[PROBLEM REQUIREMENTS]: Give only the number of lines that include the string "odporności".

Entries from a dataset
"""

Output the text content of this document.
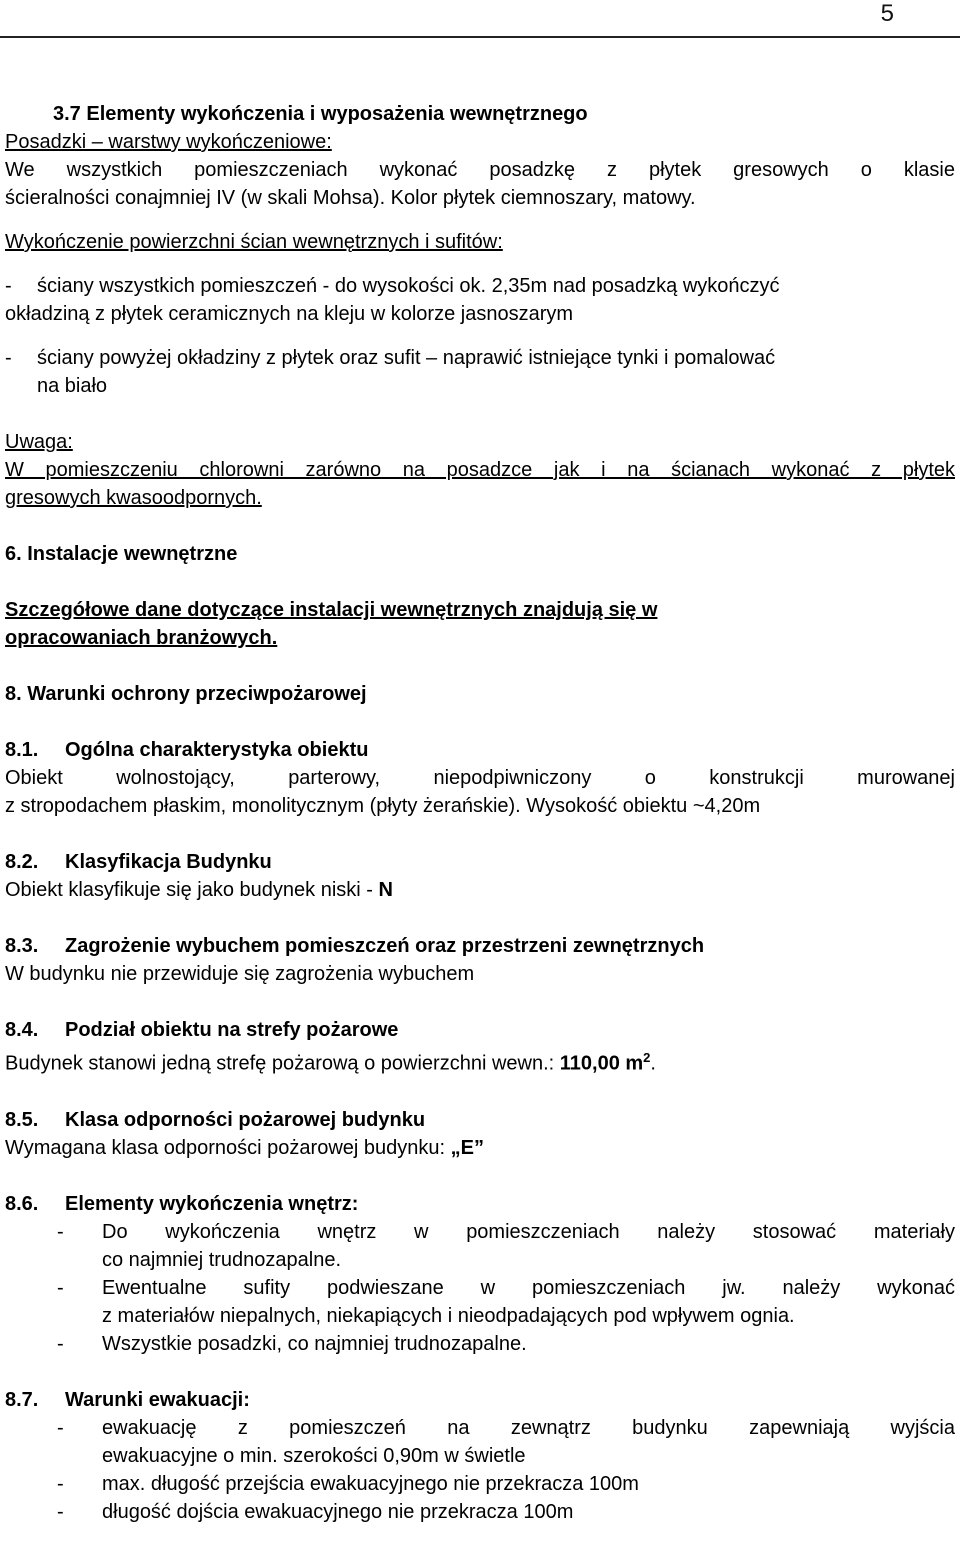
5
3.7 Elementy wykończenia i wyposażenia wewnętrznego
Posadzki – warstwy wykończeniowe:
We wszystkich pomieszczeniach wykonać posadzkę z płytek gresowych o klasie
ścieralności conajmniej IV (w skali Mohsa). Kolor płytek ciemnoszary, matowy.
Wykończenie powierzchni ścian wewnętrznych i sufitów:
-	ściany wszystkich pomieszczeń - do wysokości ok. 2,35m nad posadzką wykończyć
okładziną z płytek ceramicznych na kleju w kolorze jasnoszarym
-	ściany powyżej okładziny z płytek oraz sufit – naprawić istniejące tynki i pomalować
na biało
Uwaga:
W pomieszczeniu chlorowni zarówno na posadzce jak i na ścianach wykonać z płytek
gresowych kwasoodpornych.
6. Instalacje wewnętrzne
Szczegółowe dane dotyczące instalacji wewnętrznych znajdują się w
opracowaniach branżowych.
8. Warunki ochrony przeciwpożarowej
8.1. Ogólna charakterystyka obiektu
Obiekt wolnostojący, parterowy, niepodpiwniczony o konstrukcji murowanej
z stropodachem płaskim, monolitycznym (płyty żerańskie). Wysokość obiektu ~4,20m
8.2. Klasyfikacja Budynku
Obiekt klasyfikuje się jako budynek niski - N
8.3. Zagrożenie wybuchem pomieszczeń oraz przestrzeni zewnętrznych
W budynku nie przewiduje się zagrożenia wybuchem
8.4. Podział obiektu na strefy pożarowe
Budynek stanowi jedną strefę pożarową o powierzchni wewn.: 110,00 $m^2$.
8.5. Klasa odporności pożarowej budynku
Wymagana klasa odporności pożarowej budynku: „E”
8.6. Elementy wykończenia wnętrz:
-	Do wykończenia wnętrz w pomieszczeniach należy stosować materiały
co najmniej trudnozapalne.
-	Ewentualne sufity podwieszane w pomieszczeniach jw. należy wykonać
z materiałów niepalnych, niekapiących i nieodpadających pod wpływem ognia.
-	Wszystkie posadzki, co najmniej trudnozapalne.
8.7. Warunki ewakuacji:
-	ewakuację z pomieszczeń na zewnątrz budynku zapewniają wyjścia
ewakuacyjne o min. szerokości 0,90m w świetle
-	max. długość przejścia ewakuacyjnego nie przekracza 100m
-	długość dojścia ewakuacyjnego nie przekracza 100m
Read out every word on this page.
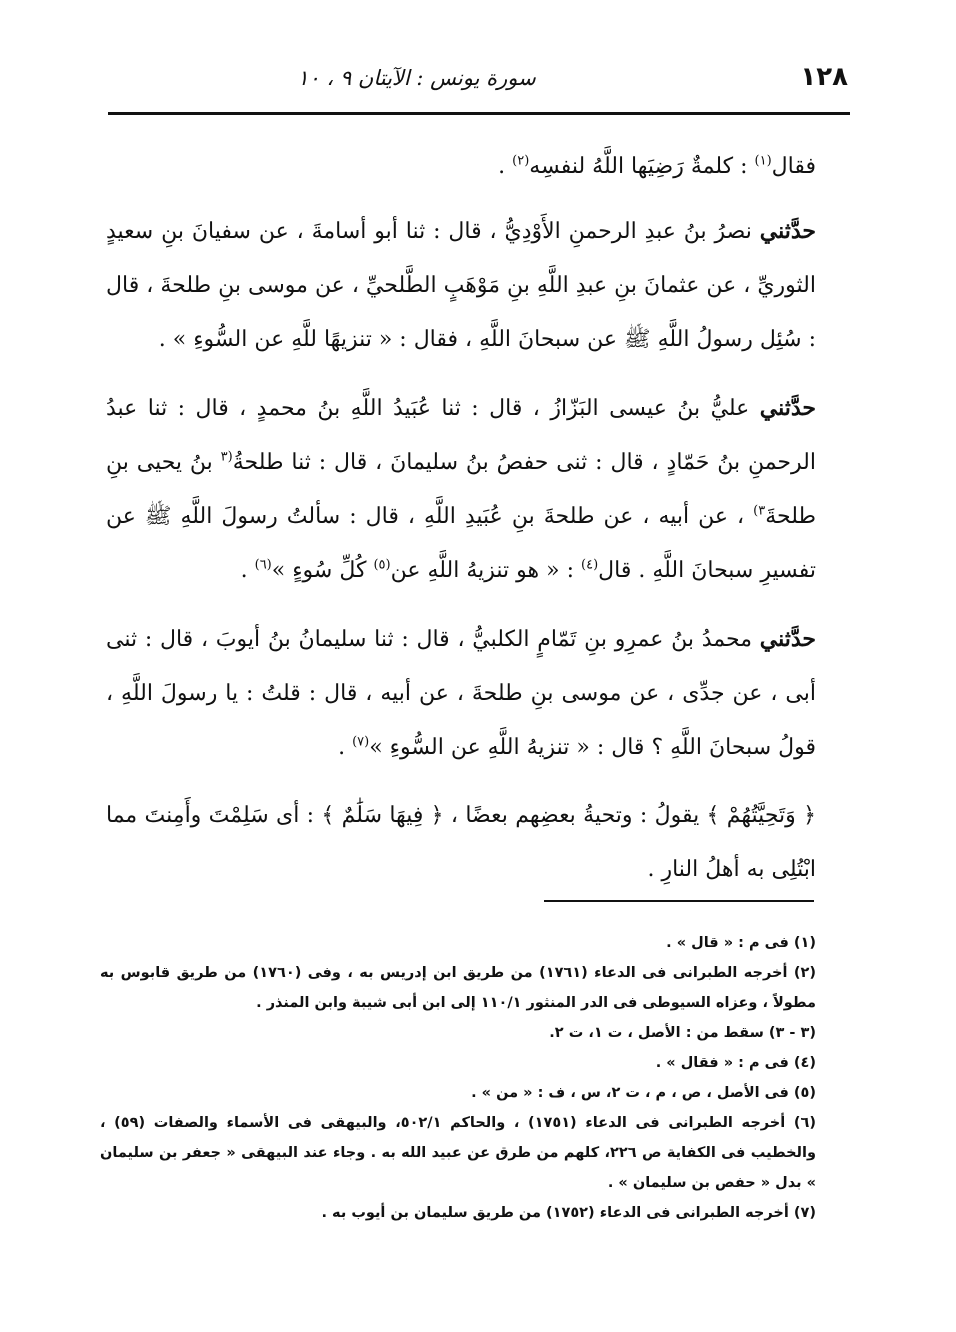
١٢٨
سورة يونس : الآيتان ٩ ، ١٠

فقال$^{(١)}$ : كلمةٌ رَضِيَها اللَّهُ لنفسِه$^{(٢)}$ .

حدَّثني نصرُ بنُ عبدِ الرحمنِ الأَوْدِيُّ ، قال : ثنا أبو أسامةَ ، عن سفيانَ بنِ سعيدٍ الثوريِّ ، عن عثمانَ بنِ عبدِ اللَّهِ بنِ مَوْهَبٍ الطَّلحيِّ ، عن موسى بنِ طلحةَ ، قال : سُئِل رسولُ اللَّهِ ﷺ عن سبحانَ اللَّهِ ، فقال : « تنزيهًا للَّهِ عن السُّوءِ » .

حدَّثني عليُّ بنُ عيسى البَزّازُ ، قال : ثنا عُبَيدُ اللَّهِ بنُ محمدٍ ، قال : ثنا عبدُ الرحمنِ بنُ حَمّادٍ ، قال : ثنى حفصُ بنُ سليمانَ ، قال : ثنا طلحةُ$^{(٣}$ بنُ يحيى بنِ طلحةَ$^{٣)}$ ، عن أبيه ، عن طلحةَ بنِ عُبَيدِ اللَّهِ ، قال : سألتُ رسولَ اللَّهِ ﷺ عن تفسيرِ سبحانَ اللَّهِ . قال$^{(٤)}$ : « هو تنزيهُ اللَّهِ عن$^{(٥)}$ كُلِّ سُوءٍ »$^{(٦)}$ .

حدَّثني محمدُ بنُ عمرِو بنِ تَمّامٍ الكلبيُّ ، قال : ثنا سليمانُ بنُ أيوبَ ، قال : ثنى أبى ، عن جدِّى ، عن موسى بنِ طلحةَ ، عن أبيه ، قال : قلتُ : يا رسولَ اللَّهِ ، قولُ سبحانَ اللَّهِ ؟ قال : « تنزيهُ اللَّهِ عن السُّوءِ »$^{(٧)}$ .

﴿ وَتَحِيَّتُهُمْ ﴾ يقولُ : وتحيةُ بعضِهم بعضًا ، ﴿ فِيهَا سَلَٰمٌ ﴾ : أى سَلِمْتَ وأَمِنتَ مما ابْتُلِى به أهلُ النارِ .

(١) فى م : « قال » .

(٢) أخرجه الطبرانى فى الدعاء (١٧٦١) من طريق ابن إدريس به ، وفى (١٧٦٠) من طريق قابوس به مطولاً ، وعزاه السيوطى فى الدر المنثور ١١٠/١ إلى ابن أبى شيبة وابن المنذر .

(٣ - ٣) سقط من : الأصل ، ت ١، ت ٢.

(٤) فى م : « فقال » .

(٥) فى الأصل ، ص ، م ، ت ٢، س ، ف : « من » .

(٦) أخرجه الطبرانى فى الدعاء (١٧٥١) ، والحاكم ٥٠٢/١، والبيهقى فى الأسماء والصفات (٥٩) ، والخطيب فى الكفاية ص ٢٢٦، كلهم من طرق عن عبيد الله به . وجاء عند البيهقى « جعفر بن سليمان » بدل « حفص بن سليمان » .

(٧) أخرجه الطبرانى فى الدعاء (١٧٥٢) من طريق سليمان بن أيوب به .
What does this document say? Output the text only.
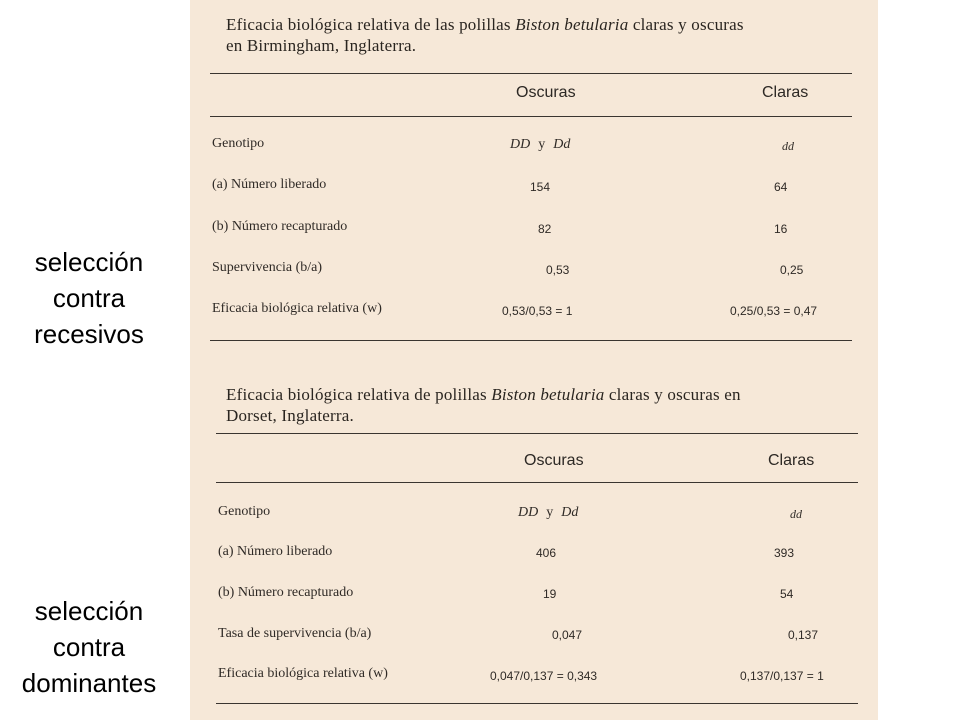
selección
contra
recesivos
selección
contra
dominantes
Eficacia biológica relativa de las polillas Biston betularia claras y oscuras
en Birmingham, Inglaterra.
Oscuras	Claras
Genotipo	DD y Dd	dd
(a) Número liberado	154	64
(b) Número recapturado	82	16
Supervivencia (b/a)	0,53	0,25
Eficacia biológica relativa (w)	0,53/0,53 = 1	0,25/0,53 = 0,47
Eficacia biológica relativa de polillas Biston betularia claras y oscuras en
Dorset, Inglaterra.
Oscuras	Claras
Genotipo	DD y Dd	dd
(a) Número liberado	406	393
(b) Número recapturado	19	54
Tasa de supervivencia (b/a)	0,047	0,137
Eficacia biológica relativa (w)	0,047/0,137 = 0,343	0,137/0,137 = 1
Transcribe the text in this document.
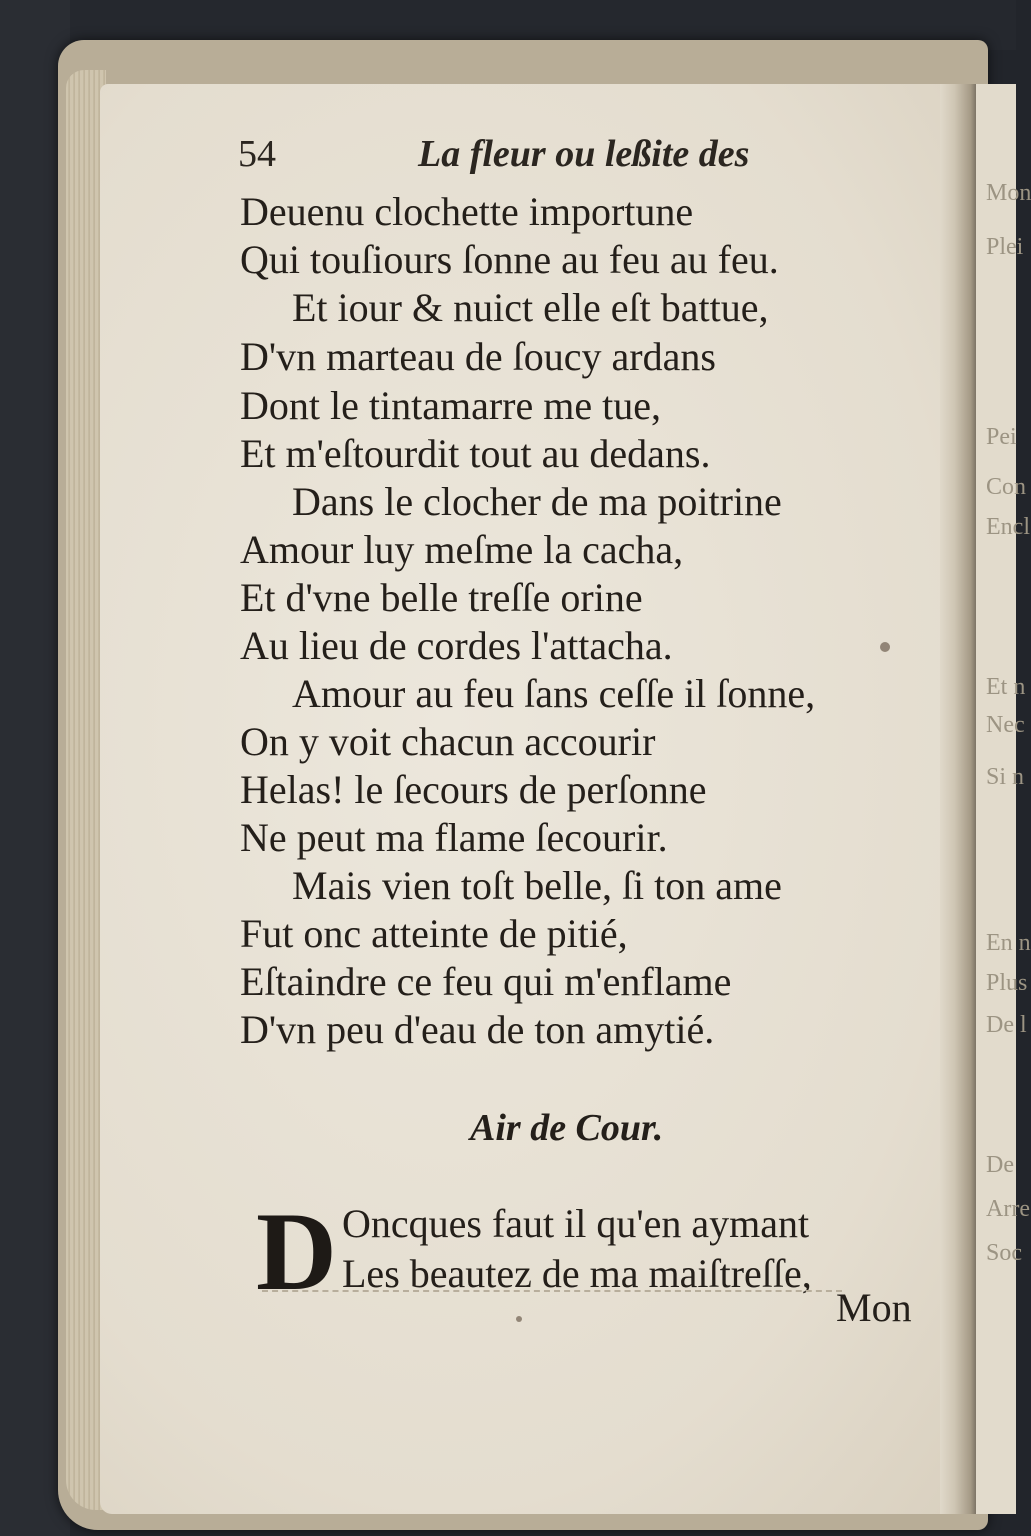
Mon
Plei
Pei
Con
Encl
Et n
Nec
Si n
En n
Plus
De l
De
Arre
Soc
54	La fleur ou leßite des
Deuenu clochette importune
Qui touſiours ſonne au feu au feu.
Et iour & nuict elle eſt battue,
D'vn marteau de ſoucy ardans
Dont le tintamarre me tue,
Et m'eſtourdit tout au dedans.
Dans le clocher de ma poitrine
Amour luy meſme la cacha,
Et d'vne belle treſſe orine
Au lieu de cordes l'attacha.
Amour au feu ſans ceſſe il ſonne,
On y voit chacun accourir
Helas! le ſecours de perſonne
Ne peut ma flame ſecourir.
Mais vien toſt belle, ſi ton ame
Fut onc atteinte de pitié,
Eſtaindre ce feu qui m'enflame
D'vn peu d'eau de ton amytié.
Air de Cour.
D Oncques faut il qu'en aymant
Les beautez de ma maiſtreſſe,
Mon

"""

[OUTPUT OF THE EXERCISE]: 2